Input rows:
-- Start --

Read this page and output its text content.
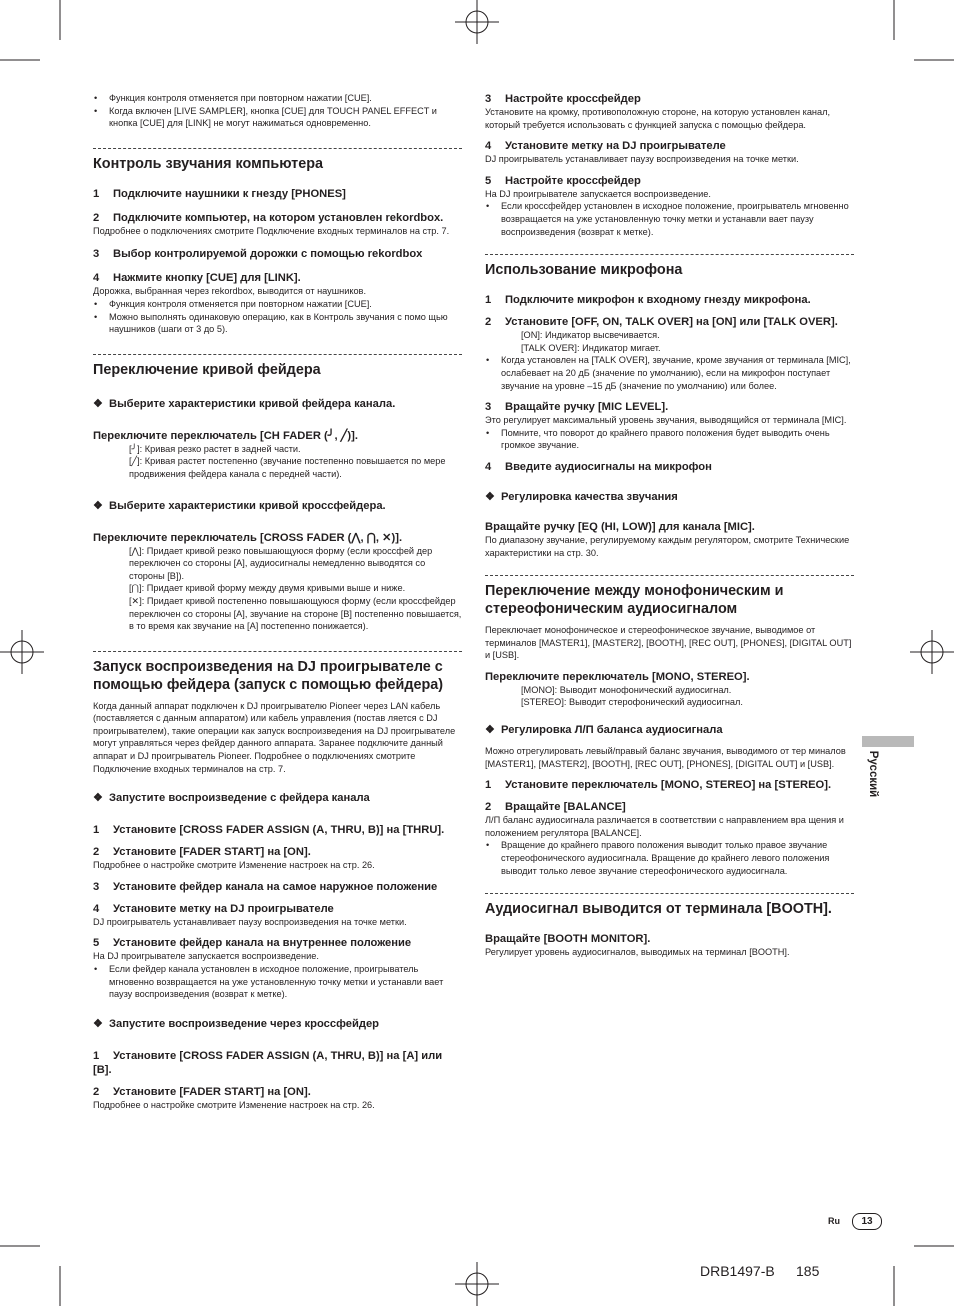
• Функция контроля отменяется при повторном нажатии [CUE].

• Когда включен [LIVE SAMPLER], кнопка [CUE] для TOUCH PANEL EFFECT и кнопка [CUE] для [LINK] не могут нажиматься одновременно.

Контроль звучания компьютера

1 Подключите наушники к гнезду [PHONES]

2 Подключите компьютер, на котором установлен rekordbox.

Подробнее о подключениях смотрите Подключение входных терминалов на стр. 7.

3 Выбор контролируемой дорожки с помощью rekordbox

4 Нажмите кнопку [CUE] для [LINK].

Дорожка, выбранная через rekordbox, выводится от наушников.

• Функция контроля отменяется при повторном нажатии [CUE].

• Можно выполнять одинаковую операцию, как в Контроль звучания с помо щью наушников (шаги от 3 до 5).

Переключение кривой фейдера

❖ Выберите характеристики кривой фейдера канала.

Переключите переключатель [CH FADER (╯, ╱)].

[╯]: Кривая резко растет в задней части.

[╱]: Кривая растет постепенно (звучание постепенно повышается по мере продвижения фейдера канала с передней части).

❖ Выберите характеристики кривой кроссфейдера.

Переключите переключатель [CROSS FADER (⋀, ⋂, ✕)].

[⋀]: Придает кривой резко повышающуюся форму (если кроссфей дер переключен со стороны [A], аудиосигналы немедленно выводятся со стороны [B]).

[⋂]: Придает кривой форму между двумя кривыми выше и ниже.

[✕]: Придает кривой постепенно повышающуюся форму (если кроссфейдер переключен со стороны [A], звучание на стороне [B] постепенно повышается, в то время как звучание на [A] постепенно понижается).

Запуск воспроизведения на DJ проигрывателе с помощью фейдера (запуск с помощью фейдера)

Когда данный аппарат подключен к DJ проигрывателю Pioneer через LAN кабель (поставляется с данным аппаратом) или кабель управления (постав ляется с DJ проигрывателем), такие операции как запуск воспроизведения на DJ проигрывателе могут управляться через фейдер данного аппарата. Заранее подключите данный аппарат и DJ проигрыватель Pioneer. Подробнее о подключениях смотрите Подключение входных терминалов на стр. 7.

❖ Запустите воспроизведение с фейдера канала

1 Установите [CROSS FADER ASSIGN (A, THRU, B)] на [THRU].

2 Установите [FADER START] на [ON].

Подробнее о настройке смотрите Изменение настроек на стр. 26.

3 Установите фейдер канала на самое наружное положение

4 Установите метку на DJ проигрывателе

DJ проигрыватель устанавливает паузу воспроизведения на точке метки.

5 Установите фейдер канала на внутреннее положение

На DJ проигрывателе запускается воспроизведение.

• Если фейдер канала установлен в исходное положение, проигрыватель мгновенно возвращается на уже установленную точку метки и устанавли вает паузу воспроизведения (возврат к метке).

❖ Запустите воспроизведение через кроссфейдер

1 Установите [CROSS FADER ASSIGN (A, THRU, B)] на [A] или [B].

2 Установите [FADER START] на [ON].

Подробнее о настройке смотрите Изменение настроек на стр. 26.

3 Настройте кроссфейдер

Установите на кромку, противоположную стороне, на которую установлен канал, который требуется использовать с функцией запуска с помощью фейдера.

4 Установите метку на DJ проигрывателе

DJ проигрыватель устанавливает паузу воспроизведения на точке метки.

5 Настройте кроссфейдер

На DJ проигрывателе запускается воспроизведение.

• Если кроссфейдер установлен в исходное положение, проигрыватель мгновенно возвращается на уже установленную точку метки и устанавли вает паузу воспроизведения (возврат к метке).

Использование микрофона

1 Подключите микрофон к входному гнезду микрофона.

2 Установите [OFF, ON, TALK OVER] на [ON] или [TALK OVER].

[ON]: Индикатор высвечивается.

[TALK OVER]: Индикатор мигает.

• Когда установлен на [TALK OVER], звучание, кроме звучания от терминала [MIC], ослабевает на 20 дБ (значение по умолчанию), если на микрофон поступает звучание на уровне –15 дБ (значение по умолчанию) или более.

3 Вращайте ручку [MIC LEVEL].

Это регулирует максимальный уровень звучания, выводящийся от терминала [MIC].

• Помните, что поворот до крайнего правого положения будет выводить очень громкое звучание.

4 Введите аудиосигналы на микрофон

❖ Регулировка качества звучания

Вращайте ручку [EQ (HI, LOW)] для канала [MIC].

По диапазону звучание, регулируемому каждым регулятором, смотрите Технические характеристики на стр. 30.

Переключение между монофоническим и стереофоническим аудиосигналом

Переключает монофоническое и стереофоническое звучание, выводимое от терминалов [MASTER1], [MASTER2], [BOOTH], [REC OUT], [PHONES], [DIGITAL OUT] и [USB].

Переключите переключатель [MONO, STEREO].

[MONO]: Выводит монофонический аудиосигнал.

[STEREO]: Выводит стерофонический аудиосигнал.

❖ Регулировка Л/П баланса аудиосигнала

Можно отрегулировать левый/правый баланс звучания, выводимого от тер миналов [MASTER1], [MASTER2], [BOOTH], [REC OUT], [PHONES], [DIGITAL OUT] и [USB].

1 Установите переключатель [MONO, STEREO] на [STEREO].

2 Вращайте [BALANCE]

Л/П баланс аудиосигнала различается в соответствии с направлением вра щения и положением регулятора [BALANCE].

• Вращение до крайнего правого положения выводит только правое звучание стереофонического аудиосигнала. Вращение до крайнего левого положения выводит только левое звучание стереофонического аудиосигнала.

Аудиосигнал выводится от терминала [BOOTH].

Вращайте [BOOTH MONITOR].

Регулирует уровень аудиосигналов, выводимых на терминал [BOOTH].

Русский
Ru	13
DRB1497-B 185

-- End --
-- Start --

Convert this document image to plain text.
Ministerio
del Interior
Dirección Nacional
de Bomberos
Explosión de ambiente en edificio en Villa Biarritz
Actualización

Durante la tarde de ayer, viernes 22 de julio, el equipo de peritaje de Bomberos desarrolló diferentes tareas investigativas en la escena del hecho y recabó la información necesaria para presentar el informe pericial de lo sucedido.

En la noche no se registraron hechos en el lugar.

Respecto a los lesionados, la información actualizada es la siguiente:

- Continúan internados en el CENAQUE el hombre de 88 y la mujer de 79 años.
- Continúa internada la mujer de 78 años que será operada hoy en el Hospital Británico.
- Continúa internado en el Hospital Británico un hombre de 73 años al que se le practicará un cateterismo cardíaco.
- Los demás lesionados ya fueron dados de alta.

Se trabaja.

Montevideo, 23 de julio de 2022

-- End --

Exercise:
Show every line in the records above that contains the word "Británico".

Result for this task:
- Continúa internada la mujer de 78 años que será operada hoy en el Hospital Británico.
- Continúa internado en el Hospital Británico un hombre de 73 años al que se le practicará un cateterismo cardíaco.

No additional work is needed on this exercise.